[start of Task data]

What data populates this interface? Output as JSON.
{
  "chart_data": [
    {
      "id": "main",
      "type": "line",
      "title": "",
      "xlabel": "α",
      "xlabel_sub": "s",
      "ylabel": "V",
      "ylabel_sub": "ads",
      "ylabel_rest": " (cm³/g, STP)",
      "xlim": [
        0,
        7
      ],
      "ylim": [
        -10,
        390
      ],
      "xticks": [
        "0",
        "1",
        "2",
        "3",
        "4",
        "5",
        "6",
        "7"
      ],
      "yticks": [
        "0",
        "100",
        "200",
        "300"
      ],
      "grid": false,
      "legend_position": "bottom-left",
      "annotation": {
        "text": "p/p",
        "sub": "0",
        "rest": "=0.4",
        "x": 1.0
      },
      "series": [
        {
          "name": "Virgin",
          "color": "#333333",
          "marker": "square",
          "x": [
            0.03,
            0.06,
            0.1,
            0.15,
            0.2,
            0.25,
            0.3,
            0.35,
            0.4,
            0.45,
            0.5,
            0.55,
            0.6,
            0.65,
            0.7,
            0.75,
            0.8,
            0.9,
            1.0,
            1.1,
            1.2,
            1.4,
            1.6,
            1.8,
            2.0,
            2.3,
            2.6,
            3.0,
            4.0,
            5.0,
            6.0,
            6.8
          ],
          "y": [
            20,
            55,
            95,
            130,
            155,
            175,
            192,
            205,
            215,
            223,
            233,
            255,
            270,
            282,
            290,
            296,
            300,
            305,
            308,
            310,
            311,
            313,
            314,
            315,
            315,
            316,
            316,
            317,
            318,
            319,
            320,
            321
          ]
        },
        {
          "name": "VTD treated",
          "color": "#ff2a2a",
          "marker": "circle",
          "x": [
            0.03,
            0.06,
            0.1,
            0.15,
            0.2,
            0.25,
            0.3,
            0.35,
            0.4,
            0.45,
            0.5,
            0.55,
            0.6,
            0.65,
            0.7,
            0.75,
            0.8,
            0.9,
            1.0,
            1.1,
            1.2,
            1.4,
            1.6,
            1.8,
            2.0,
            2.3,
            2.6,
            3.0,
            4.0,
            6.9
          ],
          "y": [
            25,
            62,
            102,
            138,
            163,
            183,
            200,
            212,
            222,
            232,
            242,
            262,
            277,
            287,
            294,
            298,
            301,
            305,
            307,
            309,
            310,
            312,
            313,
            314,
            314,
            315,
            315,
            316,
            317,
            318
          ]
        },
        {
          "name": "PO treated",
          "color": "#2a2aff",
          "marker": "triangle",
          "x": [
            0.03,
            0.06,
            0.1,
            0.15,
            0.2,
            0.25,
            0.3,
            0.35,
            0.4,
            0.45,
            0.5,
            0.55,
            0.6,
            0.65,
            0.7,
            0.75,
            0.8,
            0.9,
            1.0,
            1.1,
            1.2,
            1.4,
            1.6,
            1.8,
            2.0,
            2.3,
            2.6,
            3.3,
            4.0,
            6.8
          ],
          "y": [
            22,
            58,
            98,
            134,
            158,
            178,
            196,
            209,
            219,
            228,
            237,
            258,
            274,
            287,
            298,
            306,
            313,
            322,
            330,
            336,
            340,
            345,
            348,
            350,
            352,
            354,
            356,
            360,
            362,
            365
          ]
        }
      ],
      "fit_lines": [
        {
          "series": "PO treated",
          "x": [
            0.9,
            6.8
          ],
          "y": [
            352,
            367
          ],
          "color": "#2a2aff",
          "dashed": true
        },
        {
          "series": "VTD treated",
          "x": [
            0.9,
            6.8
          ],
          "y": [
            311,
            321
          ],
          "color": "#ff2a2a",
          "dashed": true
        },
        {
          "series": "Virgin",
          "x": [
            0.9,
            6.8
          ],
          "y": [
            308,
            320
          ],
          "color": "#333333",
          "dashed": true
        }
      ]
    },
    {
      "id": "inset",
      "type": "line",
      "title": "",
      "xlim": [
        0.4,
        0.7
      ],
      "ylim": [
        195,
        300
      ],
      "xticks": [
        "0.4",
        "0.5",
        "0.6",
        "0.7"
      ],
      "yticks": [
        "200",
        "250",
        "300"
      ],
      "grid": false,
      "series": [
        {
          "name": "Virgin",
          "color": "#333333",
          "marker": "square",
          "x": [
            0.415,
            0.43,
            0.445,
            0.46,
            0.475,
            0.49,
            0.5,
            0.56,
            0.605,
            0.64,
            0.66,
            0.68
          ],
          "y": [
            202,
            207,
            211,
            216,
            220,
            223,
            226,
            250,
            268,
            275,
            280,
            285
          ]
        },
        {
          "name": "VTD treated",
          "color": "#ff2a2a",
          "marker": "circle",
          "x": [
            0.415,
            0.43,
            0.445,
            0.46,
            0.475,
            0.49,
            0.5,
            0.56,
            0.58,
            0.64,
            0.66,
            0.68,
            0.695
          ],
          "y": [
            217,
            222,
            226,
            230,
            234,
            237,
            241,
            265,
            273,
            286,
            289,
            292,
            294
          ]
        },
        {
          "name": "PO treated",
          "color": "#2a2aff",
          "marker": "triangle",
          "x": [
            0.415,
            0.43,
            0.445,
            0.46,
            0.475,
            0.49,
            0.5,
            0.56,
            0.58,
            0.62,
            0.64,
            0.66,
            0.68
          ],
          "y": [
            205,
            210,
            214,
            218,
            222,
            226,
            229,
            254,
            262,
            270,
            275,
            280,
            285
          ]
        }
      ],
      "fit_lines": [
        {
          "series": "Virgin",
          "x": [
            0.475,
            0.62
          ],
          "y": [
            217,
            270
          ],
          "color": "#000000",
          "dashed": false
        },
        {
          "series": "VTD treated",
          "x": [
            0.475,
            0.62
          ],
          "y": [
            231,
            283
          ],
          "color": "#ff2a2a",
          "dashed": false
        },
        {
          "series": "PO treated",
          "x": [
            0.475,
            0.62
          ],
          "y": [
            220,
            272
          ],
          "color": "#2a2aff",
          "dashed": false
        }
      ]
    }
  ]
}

[end of Task data]

> [What the task asks]
Extract each line of the material exactly as it stands.

> [Correct result]
What data populates this interface? Output as JSON.
{
  "chart_data": [
    {
      "id": "main",
      "type": "line",
      "title": "",
      "xlabel": "α",
      "xlabel_sub": "s",
      "ylabel": "V",
      "ylabel_sub": "ads",
      "ylabel_rest": " (cm³/g, STP)",
      "xlim": [
        0,
        7
      ],
      "ylim": [
        -10,
        390
      ],
      "xticks": [
        "0",
        "1",
        "2",
        "3",
        "4",
        "5",
        "6",
        "7"
      ],
      "yticks": [
        "0",
        "100",
        "200",
        "300"
      ],
      "grid": false,
      "legend_position": "bottom-left",
      "annotation": {
        "text": "p/p",
        "sub": "0",
        "rest": "=0.4",
        "x": 1.0
      },
      "series": [
        {
          "name": "Virgin",
          "color": "#333333",
          "marker": "square",
          "x": [
            0.03,
            0.06,
            0.1,
            0.15,
            0.2,
            0.25,
            0.3,
            0.35,
            0.4,
            0.45,
            0.5,
            0.55,
            0.6,
            0.65,
            0.7,
            0.75,
            0.8,
            0.9,
            1.0,
            1.1,
            1.2,
            1.4,
            1.6,
            1.8,
            2.0,
            2.3,
            2.6,
            3.0,
            4.0,
            5.0,
            6.0,
            6.8
          ],
          "y": [
            20,
            55,
            95,
            130,
            155,
            175,
            192,
            205,
            215,
            223,
            233,
            255,
            270,
            282,
            290,
            296,
            300,
            305,
            308,
            310,
            311,
            313,
            314,
            315,
            315,
            316,
            316,
            317,
            318,
            319,
            320,
            321
          ]
        },
        {
          "name": "VTD treated",
          "color": "#ff2a2a",
          "marker": "circle",
          "x": [
            0.03,
            0.06,
            0.1,
            0.15,
            0.2,
            0.25,
            0.3,
            0.35,
            0.4,
            0.45,
            0.5,
            0.55,
            0.6,
            0.65,
            0.7,
            0.75,
            0.8,
            0.9,
            1.0,
            1.1,
            1.2,
            1.4,
            1.6,
            1.8,
            2.0,
            2.3,
            2.6,
            3.0,
            4.0,
            6.9
          ],
          "y": [
            25,
            62,
            102,
            138,
            163,
            183,
            200,
            212,
            222,
            232,
            242,
            262,
            277,
            287,
            294,
            298,
            301,
            305,
            307,
            309,
            310,
            312,
            313,
            314,
            314,
            315,
            315,
            316,
            317,
            318
          ]
        },
        {
          "name": "PO treated",
          "color": "#2a2aff",
          "marker": "triangle",
          "x": [
            0.03,
            0.06,
            0.1,
            0.15,
            0.2,
            0.25,
            0.3,
            0.35,
            0.4,
            0.45,
            0.5,
            0.55,
            0.6,
            0.65,
            0.7,
            0.75,
            0.8,
            0.9,
            1.0,
            1.1,
            1.2,
            1.4,
            1.6,
            1.8,
            2.0,
            2.3,
            2.6,
            3.3,
            4.0,
            6.8
          ],
          "y": [
            22,
            58,
            98,
            134,
            158,
            178,
            196,
            209,
            219,
            228,
            237,
            258,
            274,
            287,
            298,
            306,
            313,
            322,
            330,
            336,
            340,
            345,
            348,
            350,
            352,
            354,
            356,
            360,
            362,
            365
          ]
        }
      ],
      "fit_lines": [
        {
          "series": "PO treated",
          "x": [
            0.9,
            6.8
          ],
          "y": [
            352,
            367
          ],
          "color": "#2a2aff",
          "dashed": true
        },
        {
          "series": "VTD treated",
          "x": [
            0.9,
            6.8
          ],
          "y": [
            311,
            321
          ],
          "color": "#ff2a2a",
          "dashed": true
        },
        {
          "series": "Virgin",
          "x": [
            0.9,
            6.8
          ],
          "y": [
            308,
            320
          ],
          "color": "#333333",
          "dashed": true
        }
      ]
    },
    {
      "id": "inset",
      "type": "line",
      "title": "",
      "xlim": [
        0.4,
        0.7
      ],
      "ylim": [
        195,
        300
      ],
      "xticks": [
        "0.4",
        "0.5",
        "0.6",
        "0.7"
      ],
      "yticks": [
        "200",
        "250",
        "300"
      ],
      "grid": false,
      "series": [
        {
          "name": "Virgin",
          "color": "#333333",
          "marker": "square",
          "x": [
            0.415,
            0.43,
            0.445,
            0.46,
            0.475,
            0.49,
            0.5,
            0.56,
            0.605,
            0.64,
            0.66,
            0.68
          ],
          "y": [
            202,
            207,
            211,
            216,
            220,
            223,
            226,
            250,
            268,
            275,
            280,
            285
          ]
        },
        {
          "name": "VTD treated",
          "color": "#ff2a2a",
          "marker": "circle",
          "x": [
            0.415,
            0.43,
            0.445,
            0.46,
            0.475,
            0.49,
            0.5,
            0.56,
            0.58,
            0.64,
            0.66,
            0.68,
            0.695
          ],
          "y": [
            217,
            222,
            226,
            230,
            234,
            237,
            241,
            265,
            273,
            286,
            289,
            292,
            294
          ]
        },
        {
          "name": "PO treated",
          "color": "#2a2aff",
          "marker": "triangle",
          "x": [
            0.415,
            0.43,
            0.445,
            0.46,
            0.475,
            0.49,
            0.5,
            0.56,
            0.58,
            0.62,
            0.64,
            0.66,
            0.68
          ],
          "y": [
            205,
            210,
            214,
            218,
            222,
            226,
            229,
            254,
            262,
            270,
            275,
            280,
            285
          ]
        }
      ],
      "fit_lines": [
        {
          "series": "Virgin",
          "x": [
            0.475,
            0.62
          ],
          "y": [
            217,
            270
          ],
          "color": "#000000",
          "dashed": false
        },
        {
          "series": "VTD treated",
          "x": [
            0.475,
            0.62
          ],
          "y": [
            231,
            283
          ],
          "color": "#ff2a2a",
          "dashed": false
        },
        {
          "series": "PO treated",
          "x": [
            0.475,
            0.62
          ],
          "y": [
            220,
            272
          ],
          "color": "#2a2aff",
          "dashed": false
        }
      ]
    }
  ]
}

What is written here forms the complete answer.